(Dataset items)
>>>

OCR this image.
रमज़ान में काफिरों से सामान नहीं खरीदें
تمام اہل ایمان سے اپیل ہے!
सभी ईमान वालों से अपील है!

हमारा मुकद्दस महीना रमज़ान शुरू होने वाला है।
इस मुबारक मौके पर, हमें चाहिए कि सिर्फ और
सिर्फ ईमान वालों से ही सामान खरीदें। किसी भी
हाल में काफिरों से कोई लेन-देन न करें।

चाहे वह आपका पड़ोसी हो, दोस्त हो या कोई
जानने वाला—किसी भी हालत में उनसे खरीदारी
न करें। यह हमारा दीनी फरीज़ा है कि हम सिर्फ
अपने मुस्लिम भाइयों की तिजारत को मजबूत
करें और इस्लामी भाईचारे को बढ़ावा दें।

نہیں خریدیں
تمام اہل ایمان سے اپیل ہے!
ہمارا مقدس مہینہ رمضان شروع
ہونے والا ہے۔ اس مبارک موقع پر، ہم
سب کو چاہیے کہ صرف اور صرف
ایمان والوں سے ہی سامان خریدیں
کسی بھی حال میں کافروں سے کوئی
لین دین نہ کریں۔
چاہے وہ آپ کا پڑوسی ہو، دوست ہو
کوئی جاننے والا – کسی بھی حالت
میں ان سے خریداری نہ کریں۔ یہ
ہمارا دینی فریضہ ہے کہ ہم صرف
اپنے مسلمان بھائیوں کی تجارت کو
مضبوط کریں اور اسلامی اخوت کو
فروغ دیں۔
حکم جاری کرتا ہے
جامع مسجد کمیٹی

<<<
>>>

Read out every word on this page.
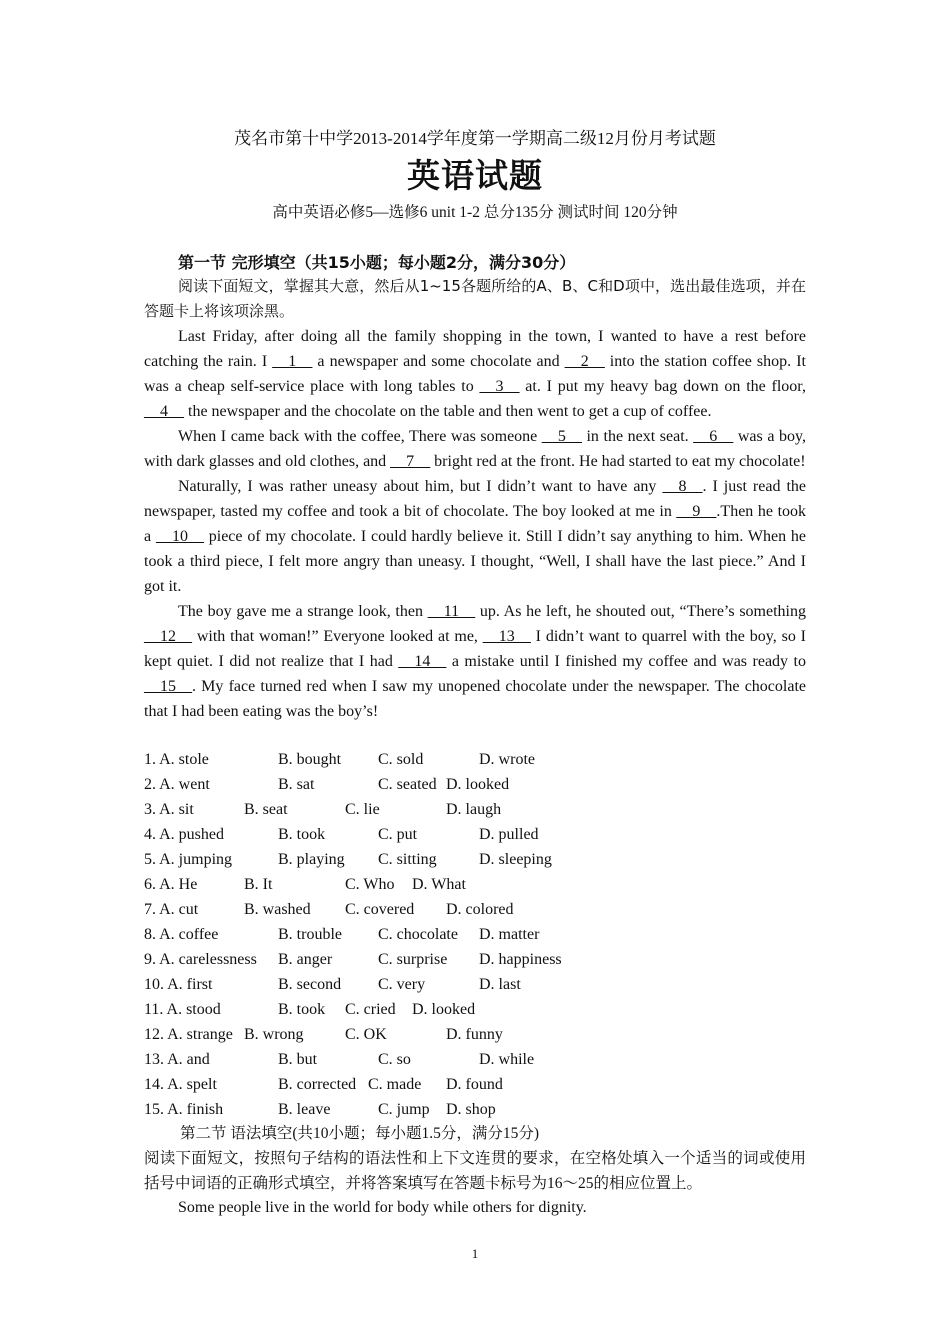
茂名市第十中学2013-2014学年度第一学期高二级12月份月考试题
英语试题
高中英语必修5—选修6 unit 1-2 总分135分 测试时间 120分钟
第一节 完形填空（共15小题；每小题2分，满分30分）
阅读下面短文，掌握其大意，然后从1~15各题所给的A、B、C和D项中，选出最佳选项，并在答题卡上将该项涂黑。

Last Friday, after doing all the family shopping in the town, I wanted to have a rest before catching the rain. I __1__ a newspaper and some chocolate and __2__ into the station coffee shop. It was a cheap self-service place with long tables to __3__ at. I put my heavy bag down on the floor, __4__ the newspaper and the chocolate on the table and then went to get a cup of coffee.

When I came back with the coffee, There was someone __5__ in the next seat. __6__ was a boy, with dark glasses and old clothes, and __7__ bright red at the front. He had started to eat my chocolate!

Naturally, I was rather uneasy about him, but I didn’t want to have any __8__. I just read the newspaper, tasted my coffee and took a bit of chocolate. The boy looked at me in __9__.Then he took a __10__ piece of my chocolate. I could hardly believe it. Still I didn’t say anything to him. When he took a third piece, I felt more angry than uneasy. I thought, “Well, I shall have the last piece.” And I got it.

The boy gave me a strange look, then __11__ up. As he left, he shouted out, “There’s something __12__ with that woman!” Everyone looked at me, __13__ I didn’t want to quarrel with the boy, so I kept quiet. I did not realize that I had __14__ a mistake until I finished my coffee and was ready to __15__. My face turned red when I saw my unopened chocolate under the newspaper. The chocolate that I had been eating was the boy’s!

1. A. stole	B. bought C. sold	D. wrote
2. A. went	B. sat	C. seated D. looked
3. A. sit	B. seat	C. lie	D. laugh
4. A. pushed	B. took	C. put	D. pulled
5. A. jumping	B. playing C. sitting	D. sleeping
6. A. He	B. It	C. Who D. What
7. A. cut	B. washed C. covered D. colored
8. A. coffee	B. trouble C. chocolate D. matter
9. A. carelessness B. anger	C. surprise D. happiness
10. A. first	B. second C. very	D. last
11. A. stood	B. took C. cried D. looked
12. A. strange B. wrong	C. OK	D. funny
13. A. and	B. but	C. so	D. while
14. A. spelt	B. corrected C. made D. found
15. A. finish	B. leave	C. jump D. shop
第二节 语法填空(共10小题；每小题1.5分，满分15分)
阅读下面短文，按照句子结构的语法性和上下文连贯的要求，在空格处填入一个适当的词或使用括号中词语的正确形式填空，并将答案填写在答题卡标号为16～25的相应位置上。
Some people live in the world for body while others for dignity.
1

<<<
>>>

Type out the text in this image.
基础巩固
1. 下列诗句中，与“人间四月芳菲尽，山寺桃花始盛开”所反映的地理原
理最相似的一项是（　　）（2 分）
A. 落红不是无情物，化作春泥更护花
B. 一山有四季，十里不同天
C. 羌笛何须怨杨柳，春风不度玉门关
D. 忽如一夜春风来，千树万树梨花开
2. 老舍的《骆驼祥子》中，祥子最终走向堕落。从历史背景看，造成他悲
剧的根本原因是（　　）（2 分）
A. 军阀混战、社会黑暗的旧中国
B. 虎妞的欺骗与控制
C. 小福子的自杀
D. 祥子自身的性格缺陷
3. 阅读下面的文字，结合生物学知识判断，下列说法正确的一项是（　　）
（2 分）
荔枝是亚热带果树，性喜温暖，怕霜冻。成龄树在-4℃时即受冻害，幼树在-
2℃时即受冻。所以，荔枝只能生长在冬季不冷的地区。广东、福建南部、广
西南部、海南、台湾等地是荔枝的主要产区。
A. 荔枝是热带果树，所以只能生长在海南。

<<<

### WHAT YOU NEED TO DO
Reproduce each line from the records that contains the word "والا".

### EXERCISE RESULT
ہونے والا ہے۔ اس مبارک موقع پر، ہم
کوئی جاننے والا – کسی بھی حالت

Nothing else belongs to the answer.